— start Data shown —

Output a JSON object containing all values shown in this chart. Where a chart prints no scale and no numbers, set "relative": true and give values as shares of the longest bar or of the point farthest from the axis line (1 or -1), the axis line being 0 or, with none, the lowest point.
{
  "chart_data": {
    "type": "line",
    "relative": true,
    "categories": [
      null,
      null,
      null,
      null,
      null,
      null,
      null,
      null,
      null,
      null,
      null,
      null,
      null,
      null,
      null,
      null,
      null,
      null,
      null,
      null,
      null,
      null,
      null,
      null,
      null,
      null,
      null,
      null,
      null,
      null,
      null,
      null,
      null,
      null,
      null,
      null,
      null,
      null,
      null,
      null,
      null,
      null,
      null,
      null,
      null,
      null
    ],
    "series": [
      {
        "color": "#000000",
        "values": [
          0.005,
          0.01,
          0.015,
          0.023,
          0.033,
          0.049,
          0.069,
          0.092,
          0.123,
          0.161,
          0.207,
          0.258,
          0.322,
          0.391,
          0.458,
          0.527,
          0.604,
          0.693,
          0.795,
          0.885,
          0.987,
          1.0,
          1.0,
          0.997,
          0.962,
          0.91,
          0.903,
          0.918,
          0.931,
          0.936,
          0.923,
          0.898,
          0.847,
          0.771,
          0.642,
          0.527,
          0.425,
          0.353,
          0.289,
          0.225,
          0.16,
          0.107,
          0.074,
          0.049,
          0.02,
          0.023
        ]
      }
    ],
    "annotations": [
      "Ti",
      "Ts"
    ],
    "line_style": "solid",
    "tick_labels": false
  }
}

— end Data shown —

Give back all the records exactly as they stand.

Output a JSON object containing all values shown in this chart. Where a chart prints no scale and no numbers, set "relative": true and give values as shares of the longest bar or of the point farthest from the axis line (1 or -1), the axis line being 0 or, with none, the lowest point.
{
  "chart_data": {
    "type": "line",
    "relative": true,
    "categories": [
      null,
      null,
      null,
      null,
      null,
      null,
      null,
      null,
      null,
      null,
      null,
      null,
      null,
      null,
      null,
      null,
      null,
      null,
      null,
      null,
      null,
      null,
      null,
      null,
      null,
      null,
      null,
      null,
      null,
      null,
      null,
      null,
      null,
      null,
      null,
      null,
      null,
      null,
      null,
      null,
      null,
      null,
      null,
      null,
      null,
      null
    ],
    "series": [
      {
        "color": "#000000",
        "values": [
          0.005,
          0.01,
          0.015,
          0.023,
          0.033,
          0.049,
          0.069,
          0.092,
          0.123,
          0.161,
          0.207,
          0.258,
          0.322,
          0.391,
          0.458,
          0.527,
          0.604,
          0.693,
          0.795,
          0.885,
          0.987,
          1.0,
          1.0,
          0.997,
          0.962,
          0.91,
          0.903,
          0.918,
          0.931,
          0.936,
          0.923,
          0.898,
          0.847,
          0.771,
          0.642,
          0.527,
          0.425,
          0.353,
          0.289,
          0.225,
          0.16,
          0.107,
          0.074,
          0.049,
          0.02,
          0.023
        ]
      }
    ],
    "annotations": [
      "Ti",
      "Ts"
    ],
    "line_style": "solid",
    "tick_labels": false
  }
}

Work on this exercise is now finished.